***** Excerpted records *****

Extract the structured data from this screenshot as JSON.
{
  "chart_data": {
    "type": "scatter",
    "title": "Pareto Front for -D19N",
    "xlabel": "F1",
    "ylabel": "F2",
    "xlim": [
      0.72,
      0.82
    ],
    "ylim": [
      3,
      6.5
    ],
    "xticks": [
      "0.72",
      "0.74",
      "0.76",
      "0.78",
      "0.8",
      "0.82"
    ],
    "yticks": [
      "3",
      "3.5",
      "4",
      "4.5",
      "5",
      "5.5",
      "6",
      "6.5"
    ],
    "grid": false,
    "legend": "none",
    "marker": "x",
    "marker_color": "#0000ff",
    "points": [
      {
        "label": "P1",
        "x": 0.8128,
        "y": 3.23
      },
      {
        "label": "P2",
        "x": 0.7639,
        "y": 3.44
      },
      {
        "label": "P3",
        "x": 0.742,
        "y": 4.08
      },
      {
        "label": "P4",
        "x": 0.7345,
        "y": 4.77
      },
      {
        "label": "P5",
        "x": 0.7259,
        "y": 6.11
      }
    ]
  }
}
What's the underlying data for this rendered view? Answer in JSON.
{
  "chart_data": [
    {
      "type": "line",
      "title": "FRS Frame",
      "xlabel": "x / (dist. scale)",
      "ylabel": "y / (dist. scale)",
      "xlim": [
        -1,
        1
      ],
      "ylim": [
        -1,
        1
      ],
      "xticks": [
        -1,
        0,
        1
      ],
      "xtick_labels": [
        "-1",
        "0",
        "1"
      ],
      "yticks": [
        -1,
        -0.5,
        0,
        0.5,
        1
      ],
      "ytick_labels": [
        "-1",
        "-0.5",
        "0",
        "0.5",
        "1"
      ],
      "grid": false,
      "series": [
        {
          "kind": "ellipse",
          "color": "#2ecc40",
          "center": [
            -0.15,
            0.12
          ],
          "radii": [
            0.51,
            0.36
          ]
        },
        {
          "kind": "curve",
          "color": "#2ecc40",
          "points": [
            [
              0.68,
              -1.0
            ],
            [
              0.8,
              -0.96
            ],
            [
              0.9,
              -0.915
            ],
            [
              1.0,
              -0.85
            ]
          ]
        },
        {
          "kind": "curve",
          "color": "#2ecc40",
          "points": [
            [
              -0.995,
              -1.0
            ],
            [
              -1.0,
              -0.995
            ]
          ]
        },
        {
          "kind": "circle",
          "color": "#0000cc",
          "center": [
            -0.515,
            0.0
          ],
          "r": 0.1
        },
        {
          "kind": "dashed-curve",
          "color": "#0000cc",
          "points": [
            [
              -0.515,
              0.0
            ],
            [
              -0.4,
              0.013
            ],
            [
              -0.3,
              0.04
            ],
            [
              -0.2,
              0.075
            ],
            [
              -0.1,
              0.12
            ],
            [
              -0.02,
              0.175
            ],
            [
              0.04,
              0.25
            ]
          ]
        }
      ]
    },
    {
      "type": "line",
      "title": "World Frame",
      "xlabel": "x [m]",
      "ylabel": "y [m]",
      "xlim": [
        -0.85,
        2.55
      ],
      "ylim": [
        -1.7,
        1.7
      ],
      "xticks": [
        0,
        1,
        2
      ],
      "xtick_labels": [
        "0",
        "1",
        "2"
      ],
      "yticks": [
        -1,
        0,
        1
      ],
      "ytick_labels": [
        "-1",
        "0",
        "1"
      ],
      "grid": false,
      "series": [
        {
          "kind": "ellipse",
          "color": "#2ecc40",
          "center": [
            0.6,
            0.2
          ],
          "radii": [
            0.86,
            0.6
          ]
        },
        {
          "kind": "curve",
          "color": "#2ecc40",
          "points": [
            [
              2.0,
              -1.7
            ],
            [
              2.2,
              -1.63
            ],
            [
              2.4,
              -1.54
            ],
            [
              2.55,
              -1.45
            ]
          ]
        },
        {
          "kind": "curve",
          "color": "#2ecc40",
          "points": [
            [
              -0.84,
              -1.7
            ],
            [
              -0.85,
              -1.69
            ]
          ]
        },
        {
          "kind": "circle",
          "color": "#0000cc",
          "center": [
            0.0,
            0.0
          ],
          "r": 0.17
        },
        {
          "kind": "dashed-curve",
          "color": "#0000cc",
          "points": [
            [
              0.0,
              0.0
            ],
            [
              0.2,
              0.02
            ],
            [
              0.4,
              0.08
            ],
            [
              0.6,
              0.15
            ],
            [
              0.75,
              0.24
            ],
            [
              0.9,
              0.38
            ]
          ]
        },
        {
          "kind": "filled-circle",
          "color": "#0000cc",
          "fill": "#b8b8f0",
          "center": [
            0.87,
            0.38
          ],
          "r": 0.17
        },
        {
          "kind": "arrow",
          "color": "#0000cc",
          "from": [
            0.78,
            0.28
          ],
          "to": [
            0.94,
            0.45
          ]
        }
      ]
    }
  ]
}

*****

* What is needed
Every entry needs to be retyped exactly.

* The result
Extract the structured data from this screenshot as JSON.
{
  "chart_data": {
    "type": "scatter",
    "title": "Pareto Front for -D19N",
    "xlabel": "F1",
    "ylabel": "F2",
    "xlim": [
      0.72,
      0.82
    ],
    "ylim": [
      3,
      6.5
    ],
    "xticks": [
      "0.72",
      "0.74",
      "0.76",
      "0.78",
      "0.8",
      "0.82"
    ],
    "yticks": [
      "3",
      "3.5",
      "4",
      "4.5",
      "5",
      "5.5",
      "6",
      "6.5"
    ],
    "grid": false,
    "legend": "none",
    "marker": "x",
    "marker_color": "#0000ff",
    "points": [
      {
        "label": "P1",
        "x": 0.8128,
        "y": 3.23
      },
      {
        "label": "P2",
        "x": 0.7639,
        "y": 3.44
      },
      {
        "label": "P3",
        "x": 0.742,
        "y": 4.08
      },
      {
        "label": "P4",
        "x": 0.7345,
        "y": 4.77
      },
      {
        "label": "P5",
        "x": 0.7259,
        "y": 6.11
      }
    ]
  }
}
What's the underlying data for this rendered view? Answer in JSON.
{
  "chart_data": [
    {
      "type": "line",
      "title": "FRS Frame",
      "xlabel": "x / (dist. scale)",
      "ylabel": "y / (dist. scale)",
      "xlim": [
        -1,
        1
      ],
      "ylim": [
        -1,
        1
      ],
      "xticks": [
        -1,
        0,
        1
      ],
      "xtick_labels": [
        "-1",
        "0",
        "1"
      ],
      "yticks": [
        -1,
        -0.5,
        0,
        0.5,
        1
      ],
      "ytick_labels": [
        "-1",
        "-0.5",
        "0",
        "0.5",
        "1"
      ],
      "grid": false,
      "series": [
        {
          "kind": "ellipse",
          "color": "#2ecc40",
          "center": [
            -0.15,
            0.12
          ],
          "radii": [
            0.51,
            0.36
          ]
        },
        {
          "kind": "curve",
          "color": "#2ecc40",
          "points": [
            [
              0.68,
              -1.0
            ],
            [
              0.8,
              -0.96
            ],
            [
              0.9,
              -0.915
            ],
            [
              1.0,
              -0.85
            ]
          ]
        },
        {
          "kind": "curve",
          "color": "#2ecc40",
          "points": [
            [
              -0.995,
              -1.0
            ],
            [
              -1.0,
              -0.995
            ]
          ]
        },
        {
          "kind": "circle",
          "color": "#0000cc",
          "center": [
            -0.515,
            0.0
          ],
          "r": 0.1
        },
        {
          "kind": "dashed-curve",
          "color": "#0000cc",
          "points": [
            [
              -0.515,
              0.0
            ],
            [
              -0.4,
              0.013
            ],
            [
              -0.3,
              0.04
            ],
            [
              -0.2,
              0.075
            ],
            [
              -0.1,
              0.12
            ],
            [
              -0.02,
              0.175
            ],
            [
              0.04,
              0.25
            ]
          ]
        }
      ]
    },
    {
      "type": "line",
      "title": "World Frame",
      "xlabel": "x [m]",
      "ylabel": "y [m]",
      "xlim": [
        -0.85,
        2.55
      ],
      "ylim": [
        -1.7,
        1.7
      ],
      "xticks": [
        0,
        1,
        2
      ],
      "xtick_labels": [
        "0",
        "1",
        "2"
      ],
      "yticks": [
        -1,
        0,
        1
      ],
      "ytick_labels": [
        "-1",
        "0",
        "1"
      ],
      "grid": false,
      "series": [
        {
          "kind": "ellipse",
          "color": "#2ecc40",
          "center": [
            0.6,
            0.2
          ],
          "radii": [
            0.86,
            0.6
          ]
        },
        {
          "kind": "curve",
          "color": "#2ecc40",
          "points": [
            [
              2.0,
              -1.7
            ],
            [
              2.2,
              -1.63
            ],
            [
              2.4,
              -1.54
            ],
            [
              2.55,
              -1.45
            ]
          ]
        },
        {
          "kind": "curve",
          "color": "#2ecc40",
          "points": [
            [
              -0.84,
              -1.7
            ],
            [
              -0.85,
              -1.69
            ]
          ]
        },
        {
          "kind": "circle",
          "color": "#0000cc",
          "center": [
            0.0,
            0.0
          ],
          "r": 0.17
        },
        {
          "kind": "dashed-curve",
          "color": "#0000cc",
          "points": [
            [
              0.0,
              0.0
            ],
            [
              0.2,
              0.02
            ],
            [
              0.4,
              0.08
            ],
            [
              0.6,
              0.15
            ],
            [
              0.75,
              0.24
            ],
            [
              0.9,
              0.38
            ]
          ]
        },
        {
          "kind": "filled-circle",
          "color": "#0000cc",
          "fill": "#b8b8f0",
          "center": [
            0.87,
            0.38
          ],
          "r": 0.17
        },
        {
          "kind": "arrow",
          "color": "#0000cc",
          "from": [
            0.78,
            0.28
          ],
          "to": [
            0.94,
            0.45
          ]
        }
      ]
    }
  ]
}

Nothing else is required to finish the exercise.